Text:
Violations of Network Security. Customer is prohibited from violating or attempting to violate the security of the network. Violations of system or network security may result in civil or criminal liability in addition to immediate termination of Customer’s agreement. Developer will investigate occurrences, which may involve such violations and may involve, and cooperate with, law enforcement authorities in prosecuting Customers who are involved in such violations. These violations include, without limitation:

(a) Accessing data not intended for the Customer or logging into a server or account that the Customer is not authorized to access.

(b) Attempting to probe, scan, or test the vulnerability of a system or network, or to breach security or authentication measures without proper authorization.

(c) Attempting to interfere with service to any Customer, host or network, including, without limitation, via means of overloading, “flooding,” “mail bombing,” or “crashing”.

What the task requires: Copy the part of the network security text that opens with the words containing "(a) Accessing data" and closes with "without proper authorization.".

Record set:
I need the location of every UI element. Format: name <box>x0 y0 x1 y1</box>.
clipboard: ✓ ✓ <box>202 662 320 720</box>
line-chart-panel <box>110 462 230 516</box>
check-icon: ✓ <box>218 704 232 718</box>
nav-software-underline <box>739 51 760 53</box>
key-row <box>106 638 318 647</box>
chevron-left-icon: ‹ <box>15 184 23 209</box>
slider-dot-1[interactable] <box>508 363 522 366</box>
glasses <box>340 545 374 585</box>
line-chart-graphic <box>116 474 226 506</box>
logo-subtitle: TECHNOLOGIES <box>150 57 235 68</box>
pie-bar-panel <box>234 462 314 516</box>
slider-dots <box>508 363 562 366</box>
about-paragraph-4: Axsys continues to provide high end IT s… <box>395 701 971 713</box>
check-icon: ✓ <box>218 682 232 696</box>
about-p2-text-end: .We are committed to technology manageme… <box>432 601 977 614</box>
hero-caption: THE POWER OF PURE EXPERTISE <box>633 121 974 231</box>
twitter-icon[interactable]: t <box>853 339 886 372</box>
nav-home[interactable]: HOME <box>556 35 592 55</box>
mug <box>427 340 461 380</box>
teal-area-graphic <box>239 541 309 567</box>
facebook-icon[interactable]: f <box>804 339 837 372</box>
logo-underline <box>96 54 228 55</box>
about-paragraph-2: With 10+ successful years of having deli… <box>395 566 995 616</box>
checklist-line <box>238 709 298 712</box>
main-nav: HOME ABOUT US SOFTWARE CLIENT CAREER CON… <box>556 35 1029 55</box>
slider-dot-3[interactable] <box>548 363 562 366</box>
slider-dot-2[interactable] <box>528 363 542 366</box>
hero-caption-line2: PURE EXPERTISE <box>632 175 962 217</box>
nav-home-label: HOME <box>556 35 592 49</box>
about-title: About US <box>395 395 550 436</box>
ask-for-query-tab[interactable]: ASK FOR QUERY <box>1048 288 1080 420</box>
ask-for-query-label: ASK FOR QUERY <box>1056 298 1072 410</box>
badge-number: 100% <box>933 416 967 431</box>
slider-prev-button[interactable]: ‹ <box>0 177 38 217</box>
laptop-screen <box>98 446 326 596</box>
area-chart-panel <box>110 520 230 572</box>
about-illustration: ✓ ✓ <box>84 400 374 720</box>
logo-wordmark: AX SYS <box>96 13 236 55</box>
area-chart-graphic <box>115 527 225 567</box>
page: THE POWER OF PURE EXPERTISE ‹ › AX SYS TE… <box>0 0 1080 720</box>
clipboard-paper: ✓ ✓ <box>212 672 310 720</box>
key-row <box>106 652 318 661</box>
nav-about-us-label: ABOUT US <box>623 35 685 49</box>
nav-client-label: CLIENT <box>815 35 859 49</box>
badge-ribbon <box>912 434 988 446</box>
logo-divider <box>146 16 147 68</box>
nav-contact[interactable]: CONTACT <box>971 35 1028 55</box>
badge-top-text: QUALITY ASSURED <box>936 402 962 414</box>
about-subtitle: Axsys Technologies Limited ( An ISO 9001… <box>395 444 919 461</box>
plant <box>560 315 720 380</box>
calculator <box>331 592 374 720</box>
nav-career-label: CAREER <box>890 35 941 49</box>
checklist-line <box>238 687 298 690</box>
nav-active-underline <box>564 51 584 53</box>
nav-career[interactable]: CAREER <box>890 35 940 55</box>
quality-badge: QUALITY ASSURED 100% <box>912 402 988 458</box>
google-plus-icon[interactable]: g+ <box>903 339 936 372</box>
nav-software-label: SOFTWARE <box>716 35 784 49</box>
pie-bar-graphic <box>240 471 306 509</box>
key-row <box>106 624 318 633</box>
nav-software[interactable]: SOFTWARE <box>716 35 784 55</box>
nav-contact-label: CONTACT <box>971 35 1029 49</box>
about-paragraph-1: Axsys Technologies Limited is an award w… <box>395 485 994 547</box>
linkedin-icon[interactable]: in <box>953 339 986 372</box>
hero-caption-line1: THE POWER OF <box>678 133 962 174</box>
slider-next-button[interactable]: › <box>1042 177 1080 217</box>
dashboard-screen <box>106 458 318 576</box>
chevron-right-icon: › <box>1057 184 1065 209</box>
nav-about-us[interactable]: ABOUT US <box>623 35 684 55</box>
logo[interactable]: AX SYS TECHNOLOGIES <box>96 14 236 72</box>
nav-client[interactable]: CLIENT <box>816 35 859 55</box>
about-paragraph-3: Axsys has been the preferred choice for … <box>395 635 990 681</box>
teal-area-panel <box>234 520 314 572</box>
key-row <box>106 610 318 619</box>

Answer:
(a) Accessing data not intended for the Customer or logging into a server or account that the Customer is not authorized to access.

(b) Attempting to probe, scan, or test the vulnerability of a system or network, or to breach security or authentication measures without proper authorization.